Instructions for the task: Duplicate the records line for line, starting at the first line and ending with the line that contains "witness-line-top — [42, 10, 129, 11]", with both ends included.

[Entries taken from a collection]
━━━━

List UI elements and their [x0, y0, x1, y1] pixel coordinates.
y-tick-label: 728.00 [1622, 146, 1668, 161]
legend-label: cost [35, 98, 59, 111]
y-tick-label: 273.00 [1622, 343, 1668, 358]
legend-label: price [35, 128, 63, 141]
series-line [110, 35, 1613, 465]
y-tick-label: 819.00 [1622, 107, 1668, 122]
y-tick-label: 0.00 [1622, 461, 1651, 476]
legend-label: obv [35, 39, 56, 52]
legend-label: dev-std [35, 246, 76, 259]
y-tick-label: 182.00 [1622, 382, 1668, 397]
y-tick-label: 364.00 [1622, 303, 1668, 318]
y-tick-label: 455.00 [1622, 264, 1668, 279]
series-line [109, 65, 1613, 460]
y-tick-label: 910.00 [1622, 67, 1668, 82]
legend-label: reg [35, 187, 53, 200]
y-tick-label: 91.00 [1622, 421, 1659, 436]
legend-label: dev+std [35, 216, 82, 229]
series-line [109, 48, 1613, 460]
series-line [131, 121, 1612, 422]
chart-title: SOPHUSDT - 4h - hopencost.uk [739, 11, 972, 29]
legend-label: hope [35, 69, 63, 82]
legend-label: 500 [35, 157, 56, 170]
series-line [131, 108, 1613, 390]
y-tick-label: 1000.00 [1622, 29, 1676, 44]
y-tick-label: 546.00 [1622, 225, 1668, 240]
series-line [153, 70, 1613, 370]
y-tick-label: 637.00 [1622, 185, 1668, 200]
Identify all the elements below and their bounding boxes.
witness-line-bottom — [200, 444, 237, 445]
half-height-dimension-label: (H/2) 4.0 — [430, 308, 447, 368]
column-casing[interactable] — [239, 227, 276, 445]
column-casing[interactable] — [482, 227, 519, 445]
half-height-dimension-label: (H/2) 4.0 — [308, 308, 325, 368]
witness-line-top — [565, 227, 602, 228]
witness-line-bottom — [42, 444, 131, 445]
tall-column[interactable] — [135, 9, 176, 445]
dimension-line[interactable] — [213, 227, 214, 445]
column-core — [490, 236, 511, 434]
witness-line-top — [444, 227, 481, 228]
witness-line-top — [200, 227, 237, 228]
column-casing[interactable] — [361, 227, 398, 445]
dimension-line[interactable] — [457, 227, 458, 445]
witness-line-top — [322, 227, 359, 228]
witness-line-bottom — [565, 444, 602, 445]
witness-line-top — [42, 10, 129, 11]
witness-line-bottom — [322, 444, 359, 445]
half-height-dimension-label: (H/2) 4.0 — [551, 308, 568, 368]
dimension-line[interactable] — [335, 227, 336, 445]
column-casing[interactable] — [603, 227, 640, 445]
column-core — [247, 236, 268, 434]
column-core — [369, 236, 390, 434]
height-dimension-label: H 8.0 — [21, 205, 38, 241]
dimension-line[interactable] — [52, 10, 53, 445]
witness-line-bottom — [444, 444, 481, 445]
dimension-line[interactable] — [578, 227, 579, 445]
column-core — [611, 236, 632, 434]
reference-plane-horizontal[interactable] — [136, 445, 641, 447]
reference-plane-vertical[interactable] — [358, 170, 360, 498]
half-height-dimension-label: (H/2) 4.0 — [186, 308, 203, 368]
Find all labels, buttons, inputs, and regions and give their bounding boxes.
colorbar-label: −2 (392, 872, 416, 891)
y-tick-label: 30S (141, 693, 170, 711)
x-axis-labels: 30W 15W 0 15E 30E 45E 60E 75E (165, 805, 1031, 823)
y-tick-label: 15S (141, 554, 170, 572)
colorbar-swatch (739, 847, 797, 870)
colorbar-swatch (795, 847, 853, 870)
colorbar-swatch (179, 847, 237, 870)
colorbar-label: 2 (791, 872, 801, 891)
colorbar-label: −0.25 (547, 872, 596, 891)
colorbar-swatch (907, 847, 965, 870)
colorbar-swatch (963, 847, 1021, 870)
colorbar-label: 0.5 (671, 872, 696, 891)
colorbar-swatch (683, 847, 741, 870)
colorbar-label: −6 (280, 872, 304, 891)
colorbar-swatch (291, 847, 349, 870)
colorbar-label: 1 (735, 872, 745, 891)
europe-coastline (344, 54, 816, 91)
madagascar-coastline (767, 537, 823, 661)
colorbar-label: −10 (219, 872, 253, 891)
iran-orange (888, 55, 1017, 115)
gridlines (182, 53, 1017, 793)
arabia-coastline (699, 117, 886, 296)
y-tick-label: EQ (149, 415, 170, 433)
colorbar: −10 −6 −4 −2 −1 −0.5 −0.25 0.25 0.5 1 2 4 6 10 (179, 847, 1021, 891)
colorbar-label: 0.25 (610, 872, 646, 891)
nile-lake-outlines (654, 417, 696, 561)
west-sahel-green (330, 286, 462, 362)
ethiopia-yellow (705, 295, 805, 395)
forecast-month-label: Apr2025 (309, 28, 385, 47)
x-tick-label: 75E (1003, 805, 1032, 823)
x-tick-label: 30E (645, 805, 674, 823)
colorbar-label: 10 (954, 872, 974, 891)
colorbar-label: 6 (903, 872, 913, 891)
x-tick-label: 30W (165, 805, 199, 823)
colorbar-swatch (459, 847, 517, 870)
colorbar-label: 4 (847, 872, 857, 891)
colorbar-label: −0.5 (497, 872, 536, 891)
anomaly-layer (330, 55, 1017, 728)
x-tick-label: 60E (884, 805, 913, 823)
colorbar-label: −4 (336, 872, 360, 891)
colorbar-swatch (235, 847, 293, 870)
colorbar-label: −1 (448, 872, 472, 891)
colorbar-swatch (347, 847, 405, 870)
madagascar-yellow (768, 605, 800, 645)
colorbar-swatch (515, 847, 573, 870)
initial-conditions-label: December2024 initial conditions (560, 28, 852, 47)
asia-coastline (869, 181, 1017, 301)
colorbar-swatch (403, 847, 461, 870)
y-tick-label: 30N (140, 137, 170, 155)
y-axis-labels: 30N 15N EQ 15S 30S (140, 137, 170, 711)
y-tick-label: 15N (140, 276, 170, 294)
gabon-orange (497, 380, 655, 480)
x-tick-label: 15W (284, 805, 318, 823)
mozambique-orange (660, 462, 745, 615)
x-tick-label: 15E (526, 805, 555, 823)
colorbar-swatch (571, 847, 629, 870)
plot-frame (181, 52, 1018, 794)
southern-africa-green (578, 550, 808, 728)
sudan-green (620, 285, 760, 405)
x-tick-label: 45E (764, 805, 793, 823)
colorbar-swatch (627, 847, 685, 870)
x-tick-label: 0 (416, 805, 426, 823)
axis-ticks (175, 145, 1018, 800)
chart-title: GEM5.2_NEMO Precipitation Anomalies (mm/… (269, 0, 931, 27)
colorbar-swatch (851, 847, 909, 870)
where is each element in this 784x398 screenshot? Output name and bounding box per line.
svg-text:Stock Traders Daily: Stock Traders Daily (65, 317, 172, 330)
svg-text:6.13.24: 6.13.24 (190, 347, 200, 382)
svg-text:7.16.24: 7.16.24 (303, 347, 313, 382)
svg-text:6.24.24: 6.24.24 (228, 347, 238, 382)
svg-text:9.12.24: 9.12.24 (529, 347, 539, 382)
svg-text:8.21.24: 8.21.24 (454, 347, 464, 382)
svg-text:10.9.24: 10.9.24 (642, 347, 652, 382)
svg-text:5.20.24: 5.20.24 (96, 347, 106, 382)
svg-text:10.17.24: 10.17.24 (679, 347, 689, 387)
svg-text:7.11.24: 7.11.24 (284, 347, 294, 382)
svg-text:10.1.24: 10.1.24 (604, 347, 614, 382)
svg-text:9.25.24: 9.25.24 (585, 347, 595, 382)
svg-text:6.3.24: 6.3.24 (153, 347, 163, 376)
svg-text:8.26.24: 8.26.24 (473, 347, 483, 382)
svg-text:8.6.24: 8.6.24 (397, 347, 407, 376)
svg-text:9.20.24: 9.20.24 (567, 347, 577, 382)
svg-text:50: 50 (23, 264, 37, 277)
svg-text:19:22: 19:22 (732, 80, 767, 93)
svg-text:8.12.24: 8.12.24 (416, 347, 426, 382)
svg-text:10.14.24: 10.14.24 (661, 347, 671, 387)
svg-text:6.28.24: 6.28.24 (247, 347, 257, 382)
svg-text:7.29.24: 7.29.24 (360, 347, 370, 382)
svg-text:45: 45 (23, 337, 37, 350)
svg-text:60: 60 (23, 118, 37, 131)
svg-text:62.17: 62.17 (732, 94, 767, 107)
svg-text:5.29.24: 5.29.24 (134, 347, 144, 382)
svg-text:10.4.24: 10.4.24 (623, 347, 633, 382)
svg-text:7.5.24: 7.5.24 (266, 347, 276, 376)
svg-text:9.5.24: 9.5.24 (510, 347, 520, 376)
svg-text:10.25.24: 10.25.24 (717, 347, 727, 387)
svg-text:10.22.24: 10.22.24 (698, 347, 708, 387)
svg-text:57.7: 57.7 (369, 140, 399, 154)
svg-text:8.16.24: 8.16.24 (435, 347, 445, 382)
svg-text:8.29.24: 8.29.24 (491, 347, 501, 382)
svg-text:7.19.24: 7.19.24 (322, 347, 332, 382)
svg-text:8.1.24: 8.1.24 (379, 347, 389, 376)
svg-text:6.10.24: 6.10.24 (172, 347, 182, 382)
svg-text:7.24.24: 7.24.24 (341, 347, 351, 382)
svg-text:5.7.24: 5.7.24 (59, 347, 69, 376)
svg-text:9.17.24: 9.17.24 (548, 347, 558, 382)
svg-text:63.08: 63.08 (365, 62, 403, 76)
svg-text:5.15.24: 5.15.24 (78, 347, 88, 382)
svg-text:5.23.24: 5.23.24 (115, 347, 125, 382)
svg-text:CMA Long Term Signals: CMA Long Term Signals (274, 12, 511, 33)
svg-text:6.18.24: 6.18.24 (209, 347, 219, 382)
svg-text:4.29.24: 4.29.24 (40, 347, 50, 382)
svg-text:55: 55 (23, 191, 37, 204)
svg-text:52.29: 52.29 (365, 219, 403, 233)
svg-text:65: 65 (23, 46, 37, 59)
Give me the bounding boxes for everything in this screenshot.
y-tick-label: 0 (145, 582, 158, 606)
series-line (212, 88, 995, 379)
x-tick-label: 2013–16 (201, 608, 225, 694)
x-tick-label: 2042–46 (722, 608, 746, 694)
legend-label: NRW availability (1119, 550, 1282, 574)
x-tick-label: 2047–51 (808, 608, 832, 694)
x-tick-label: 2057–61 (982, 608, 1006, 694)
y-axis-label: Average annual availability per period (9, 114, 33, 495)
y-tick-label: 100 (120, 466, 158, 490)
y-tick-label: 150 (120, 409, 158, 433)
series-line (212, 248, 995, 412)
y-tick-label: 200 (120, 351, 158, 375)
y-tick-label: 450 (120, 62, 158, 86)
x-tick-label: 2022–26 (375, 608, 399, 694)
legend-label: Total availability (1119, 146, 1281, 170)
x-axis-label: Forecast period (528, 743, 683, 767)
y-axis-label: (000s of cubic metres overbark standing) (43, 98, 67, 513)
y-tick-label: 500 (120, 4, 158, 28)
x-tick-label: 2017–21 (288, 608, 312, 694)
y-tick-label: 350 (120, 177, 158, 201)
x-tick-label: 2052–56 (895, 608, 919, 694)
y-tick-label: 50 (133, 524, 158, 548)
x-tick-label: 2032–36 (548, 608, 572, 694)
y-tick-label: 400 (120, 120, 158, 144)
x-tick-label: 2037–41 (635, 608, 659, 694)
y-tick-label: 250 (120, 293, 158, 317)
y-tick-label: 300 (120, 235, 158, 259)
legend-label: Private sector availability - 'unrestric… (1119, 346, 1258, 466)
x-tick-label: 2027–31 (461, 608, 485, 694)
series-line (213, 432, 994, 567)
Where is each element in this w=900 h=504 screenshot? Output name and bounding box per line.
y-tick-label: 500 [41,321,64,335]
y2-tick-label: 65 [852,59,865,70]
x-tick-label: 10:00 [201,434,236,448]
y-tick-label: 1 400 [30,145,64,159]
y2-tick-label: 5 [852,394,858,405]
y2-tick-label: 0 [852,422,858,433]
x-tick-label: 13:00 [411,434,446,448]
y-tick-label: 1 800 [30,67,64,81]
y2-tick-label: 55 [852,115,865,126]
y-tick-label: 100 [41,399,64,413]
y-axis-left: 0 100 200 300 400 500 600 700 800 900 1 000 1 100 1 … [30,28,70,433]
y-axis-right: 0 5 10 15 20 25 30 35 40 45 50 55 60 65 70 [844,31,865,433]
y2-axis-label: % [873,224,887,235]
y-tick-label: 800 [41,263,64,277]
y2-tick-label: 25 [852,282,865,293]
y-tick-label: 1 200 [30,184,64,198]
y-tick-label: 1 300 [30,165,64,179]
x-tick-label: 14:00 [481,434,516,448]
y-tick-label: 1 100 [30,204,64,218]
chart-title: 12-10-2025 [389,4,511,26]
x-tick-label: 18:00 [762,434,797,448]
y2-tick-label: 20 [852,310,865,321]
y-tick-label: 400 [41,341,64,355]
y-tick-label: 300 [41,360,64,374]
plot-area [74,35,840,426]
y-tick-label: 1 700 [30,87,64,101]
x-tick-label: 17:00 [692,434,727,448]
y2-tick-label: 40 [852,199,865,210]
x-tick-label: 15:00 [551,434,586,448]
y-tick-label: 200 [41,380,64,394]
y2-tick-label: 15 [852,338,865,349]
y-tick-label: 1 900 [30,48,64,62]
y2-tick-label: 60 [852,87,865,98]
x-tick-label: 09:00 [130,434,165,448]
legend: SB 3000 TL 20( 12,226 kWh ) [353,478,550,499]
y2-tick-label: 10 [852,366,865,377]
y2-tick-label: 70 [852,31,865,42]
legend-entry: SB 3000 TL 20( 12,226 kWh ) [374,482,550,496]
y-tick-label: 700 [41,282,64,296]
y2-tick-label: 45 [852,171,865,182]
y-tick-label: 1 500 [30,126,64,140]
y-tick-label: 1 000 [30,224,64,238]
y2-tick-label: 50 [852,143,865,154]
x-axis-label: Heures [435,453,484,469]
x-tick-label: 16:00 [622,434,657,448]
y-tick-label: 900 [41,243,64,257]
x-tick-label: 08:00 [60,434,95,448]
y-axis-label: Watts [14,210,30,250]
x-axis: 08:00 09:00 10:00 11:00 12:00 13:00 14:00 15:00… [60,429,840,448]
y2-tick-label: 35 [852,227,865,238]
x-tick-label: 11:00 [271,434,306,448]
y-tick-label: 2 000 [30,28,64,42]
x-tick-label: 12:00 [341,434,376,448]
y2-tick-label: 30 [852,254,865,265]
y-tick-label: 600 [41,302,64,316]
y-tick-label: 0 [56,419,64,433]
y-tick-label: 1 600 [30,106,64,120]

━━━━

Response to the exercise:
List UI elements and their [x0, y0, x1, y1] pixel coordinates.
y-tick-label: 728.00 [1622, 146, 1668, 161]
legend-label: cost [35, 98, 59, 111]
y-tick-label: 273.00 [1622, 343, 1668, 358]
legend-label: price [35, 128, 63, 141]
series-line [110, 35, 1613, 465]
y-tick-label: 819.00 [1622, 107, 1668, 122]
y-tick-label: 0.00 [1622, 461, 1651, 476]
legend-label: obv [35, 39, 56, 52]
legend-label: dev-std [35, 246, 76, 259]
y-tick-label: 182.00 [1622, 382, 1668, 397]
y-tick-label: 364.00 [1622, 303, 1668, 318]
y-tick-label: 455.00 [1622, 264, 1668, 279]
series-line [109, 65, 1613, 460]
y-tick-label: 910.00 [1622, 67, 1668, 82]
legend-label: reg [35, 187, 53, 200]
y-tick-label: 91.00 [1622, 421, 1659, 436]
legend-label: dev+std [35, 216, 82, 229]
series-line [109, 48, 1613, 460]
series-line [131, 121, 1612, 422]
chart-title: SOPHUSDT - 4h - hopencost.uk [739, 11, 972, 29]
legend-label: hope [35, 69, 63, 82]
legend-label: 500 [35, 157, 56, 170]
series-line [131, 108, 1613, 390]
y-tick-label: 1000.00 [1622, 29, 1676, 44]
y-tick-label: 546.00 [1622, 225, 1668, 240]
series-line [153, 70, 1613, 370]
y-tick-label: 637.00 [1622, 185, 1668, 200]
Identify all the elements below and their bounding boxes.
witness-line-bottom — [200, 444, 237, 445]
half-height-dimension-label: (H/2) 4.0 — [430, 308, 447, 368]
column-casing[interactable] — [239, 227, 276, 445]
column-casing[interactable] — [482, 227, 519, 445]
half-height-dimension-label: (H/2) 4.0 — [308, 308, 325, 368]
witness-line-top — [565, 227, 602, 228]
witness-line-bottom — [42, 444, 131, 445]
tall-column[interactable] — [135, 9, 176, 445]
dimension-line[interactable] — [213, 227, 214, 445]
column-core — [490, 236, 511, 434]
witness-line-top — [444, 227, 481, 228]
witness-line-top — [200, 227, 237, 228]
column-casing[interactable] — [361, 227, 398, 445]
dimension-line[interactable] — [457, 227, 458, 445]
witness-line-top — [322, 227, 359, 228]
witness-line-bottom — [565, 444, 602, 445]
witness-line-top — [42, 10, 129, 11]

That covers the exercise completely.